**What the exercise asks**
Put each of the rows below into a Markdown table with two columns, No. and Entry, giving every row its number and leaving out blank lines.

**Records supplied**
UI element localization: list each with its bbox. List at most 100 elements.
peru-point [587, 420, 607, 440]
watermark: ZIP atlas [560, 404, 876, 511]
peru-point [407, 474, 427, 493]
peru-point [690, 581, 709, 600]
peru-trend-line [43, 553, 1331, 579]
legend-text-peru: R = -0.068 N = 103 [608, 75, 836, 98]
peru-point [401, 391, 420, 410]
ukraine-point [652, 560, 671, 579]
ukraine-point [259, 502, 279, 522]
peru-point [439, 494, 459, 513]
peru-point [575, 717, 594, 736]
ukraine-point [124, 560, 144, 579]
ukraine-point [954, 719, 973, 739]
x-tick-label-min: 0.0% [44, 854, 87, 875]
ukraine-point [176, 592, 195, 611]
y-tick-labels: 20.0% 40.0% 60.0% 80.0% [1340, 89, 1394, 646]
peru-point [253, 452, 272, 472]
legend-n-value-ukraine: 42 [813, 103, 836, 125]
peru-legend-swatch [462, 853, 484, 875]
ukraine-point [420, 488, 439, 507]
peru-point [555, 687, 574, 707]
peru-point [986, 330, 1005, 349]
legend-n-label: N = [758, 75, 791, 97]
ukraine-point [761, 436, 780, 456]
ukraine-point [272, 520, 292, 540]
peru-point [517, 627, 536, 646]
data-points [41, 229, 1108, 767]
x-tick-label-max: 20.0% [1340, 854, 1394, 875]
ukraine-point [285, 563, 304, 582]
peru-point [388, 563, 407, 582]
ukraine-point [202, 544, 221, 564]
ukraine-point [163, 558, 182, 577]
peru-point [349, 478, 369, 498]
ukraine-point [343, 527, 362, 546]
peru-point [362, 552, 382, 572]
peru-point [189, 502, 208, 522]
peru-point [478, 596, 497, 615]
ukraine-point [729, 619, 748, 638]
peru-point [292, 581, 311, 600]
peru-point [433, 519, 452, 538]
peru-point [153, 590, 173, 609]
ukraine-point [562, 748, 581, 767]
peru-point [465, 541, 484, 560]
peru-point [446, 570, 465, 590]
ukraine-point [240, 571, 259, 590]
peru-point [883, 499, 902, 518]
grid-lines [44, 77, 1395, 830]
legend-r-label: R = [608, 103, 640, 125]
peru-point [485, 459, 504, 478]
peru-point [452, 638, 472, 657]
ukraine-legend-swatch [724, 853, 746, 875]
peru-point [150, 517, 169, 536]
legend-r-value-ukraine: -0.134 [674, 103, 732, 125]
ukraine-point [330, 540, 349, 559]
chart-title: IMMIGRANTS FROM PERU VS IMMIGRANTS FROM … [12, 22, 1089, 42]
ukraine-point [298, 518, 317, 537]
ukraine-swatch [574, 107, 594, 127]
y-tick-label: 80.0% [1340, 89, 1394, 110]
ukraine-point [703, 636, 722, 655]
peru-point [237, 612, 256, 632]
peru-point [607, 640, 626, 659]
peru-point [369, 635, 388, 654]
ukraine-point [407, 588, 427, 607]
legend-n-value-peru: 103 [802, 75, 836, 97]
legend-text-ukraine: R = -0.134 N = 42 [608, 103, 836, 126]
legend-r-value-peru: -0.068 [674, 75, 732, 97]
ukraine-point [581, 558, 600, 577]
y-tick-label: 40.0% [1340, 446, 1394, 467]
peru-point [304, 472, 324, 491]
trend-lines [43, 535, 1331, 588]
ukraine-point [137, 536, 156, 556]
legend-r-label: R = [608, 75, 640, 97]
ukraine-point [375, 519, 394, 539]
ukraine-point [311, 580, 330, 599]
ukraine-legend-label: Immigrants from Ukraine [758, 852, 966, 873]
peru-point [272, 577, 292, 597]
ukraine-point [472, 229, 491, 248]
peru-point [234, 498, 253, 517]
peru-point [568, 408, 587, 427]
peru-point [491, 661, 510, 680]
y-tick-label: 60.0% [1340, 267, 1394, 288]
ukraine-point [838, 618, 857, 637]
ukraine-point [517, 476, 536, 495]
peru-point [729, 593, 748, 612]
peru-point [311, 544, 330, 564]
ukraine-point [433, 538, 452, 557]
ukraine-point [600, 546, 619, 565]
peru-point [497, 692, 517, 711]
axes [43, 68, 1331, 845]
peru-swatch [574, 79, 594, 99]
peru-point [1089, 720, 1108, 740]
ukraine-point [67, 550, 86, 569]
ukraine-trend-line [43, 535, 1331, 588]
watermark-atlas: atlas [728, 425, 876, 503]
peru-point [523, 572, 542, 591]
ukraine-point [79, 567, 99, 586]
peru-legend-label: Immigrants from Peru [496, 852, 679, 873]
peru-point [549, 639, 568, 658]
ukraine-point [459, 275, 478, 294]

**Task solution**
| No. | Entry |
|---|---|
| 1 | UI element localization: list each with its bbox. List at most 100 elements. |
| 2 | peru-point [587, 420, 607, 440] |
| 3 | watermark: ZIP atlas [560, 404, 876, 511] |
| 4 | peru-point [407, 474, 427, 493] |
| 5 | peru-point [690, 581, 709, 600] |
| 6 | peru-trend-line [43, 553, 1331, 579] |
| 7 | legend-text-peru: R = -0.068 N = 103 [608, 75, 836, 98] |
| 8 | peru-point [401, 391, 420, 410] |
| 9 | ukraine-point [652, 560, 671, 579] |
| 10 | ukraine-point [259, 502, 279, 522] |
| 11 | peru-point [439, 494, 459, 513] |
| 12 | peru-point [575, 717, 594, 736] |
| 13 | ukraine-point [124, 560, 144, 579] |
| 14 | ukraine-point [954, 719, 973, 739] |
| 15 | x-tick-label-min: 0.0% [44, 854, 87, 875] |
| 16 | ukraine-point [176, 592, 195, 611] |
| 17 | y-tick-labels: 20.0% 40.0% 60.0% 80.0% [1340, 89, 1394, 646] |
| 18 | peru-point [253, 452, 272, 472] |
| 19 | legend-n-value-ukraine: 42 [813, 103, 836, 125] |
| 20 | peru-legend-swatch [462, 853, 484, 875] |
| 21 | ukraine-point [420, 488, 439, 507] |
| 22 | peru-point [555, 687, 574, 707] |
| 23 | peru-point [986, 330, 1005, 349] |
| 24 | legend-n-label: N = [758, 75, 791, 97] |
| 25 | ukraine-point [761, 436, 780, 456] |
| 26 | ukraine-point [272, 520, 292, 540] |
| 27 | peru-point [517, 627, 536, 646] |
| 28 | data-points [41, 229, 1108, 767] |
| 29 | x-tick-label-max: 20.0% [1340, 854, 1394, 875] |
| 30 | ukraine-point [285, 563, 304, 582] |
| 31 | peru-point [388, 563, 407, 582] |
| 32 | ukraine-point [202, 544, 221, 564] |
| 33 | ukraine-point [163, 558, 182, 577] |
| 34 | peru-point [349, 478, 369, 498] |
| 35 | ukraine-point [343, 527, 362, 546] |
| 36 | peru-point [362, 552, 382, 572] |
| 37 | peru-point [189, 502, 208, 522] |
| 38 | peru-point [478, 596, 497, 615] |
| 39 | ukraine-point [729, 619, 748, 638] |
| 40 | peru-point [292, 581, 311, 600] |
| 41 | peru-point [433, 519, 452, 538] |
| 42 | peru-point [153, 590, 173, 609] |
| 43 | ukraine-point [562, 748, 581, 767] |
| 44 | peru-point [465, 541, 484, 560] |
| 45 | peru-point [446, 570, 465, 590] |
| 46 | ukraine-point [240, 571, 259, 590] |
| 47 | peru-point [883, 499, 902, 518] |
| 48 | grid-lines [44, 77, 1395, 830] |
| 49 | legend-r-label: R = [608, 103, 640, 125] |
| 50 | peru-point [485, 459, 504, 478] |
| 51 | peru-point [452, 638, 472, 657] |
| 52 | ukraine-legend-swatch [724, 853, 746, 875] |
| 53 | peru-point [150, 517, 169, 536] |
| 54 | legend-r-value-ukraine: -0.134 [674, 103, 732, 125] |
| 55 | ukraine-point [330, 540, 349, 559] |
| 56 | chart-title: IMMIGRANTS FROM PERU VS IMMIGRANTS FROM … [12, 22, 1089, 42] |
| 57 | ukraine-point [298, 518, 317, 537] |
| 58 | ukraine-swatch [574, 107, 594, 127] |
| 59 | y-tick-label: 80.0% [1340, 89, 1394, 110] |
| 60 | ukraine-point [703, 636, 722, 655] |
| 61 | peru-point [237, 612, 256, 632] |
| 62 | peru-point [607, 640, 626, 659] |
| 63 | peru-point [369, 635, 388, 654] |
| 64 | ukraine-point [407, 588, 427, 607] |
| 65 | legend-n-value-peru: 103 [802, 75, 836, 97] |
| 66 | legend-text-ukraine: R = -0.134 N = 42 [608, 103, 836, 126] |
| 67 | legend-r-value-peru: -0.068 [674, 75, 732, 97] |
| 68 | ukraine-point [581, 558, 600, 577] |
| 69 | y-tick-label: 40.0% [1340, 446, 1394, 467] |
| 70 | peru-point [304, 472, 324, 491] |
| 71 | trend-lines [43, 535, 1331, 588] |
| 72 | ukraine-point [137, 536, 156, 556] |
| 73 | legend-r-label: R = [608, 75, 640, 97] |
| 74 | ukraine-point [375, 519, 394, 539] |
| 75 | ukraine-point [311, 580, 330, 599] |
| 76 | ukraine-legend-label: Immigrants from Ukraine [758, 852, 966, 873] |
| 77 | peru-point [272, 577, 292, 597] |
| 78 | ukraine-point [472, 229, 491, 248] |
| 79 | peru-point [234, 498, 253, 517] |
| 80 | peru-point [568, 408, 587, 427] |
| 81 | peru-point [491, 661, 510, 680] |
| 82 | y-tick-label: 60.0% [1340, 267, 1394, 288] |
| 83 | ukraine-point [838, 618, 857, 637] |
| 84 | ukraine-point [517, 476, 536, 495] |
| 85 | peru-point [729, 593, 748, 612] |
| 86 | peru-point [311, 544, 330, 564] |
| 87 | ukraine-point [433, 538, 452, 557] |
| 88 | ukraine-point [600, 546, 619, 565] |
| 89 | peru-point [497, 692, 517, 711] |
| 90 | axes [43, 68, 1331, 845] |
| 91 | peru-swatch [574, 79, 594, 99] |
| 92 | peru-point [1089, 720, 1108, 740] |
| 93 | ukraine-point [67, 550, 86, 569] |
| 94 | ukraine-trend-line [43, 535, 1331, 588] |
| 95 | watermark-atlas: atlas [728, 425, 876, 503] |
| 96 | peru-point [523, 572, 542, 591] |
| 97 | ukraine-point [79, 567, 99, 586] |
| 98 | peru-legend-label: Immigrants from Peru [496, 852, 679, 873] |
| 99 | peru-point [549, 639, 568, 658] |
| 100 | ukraine-point [459, 275, 478, 294] |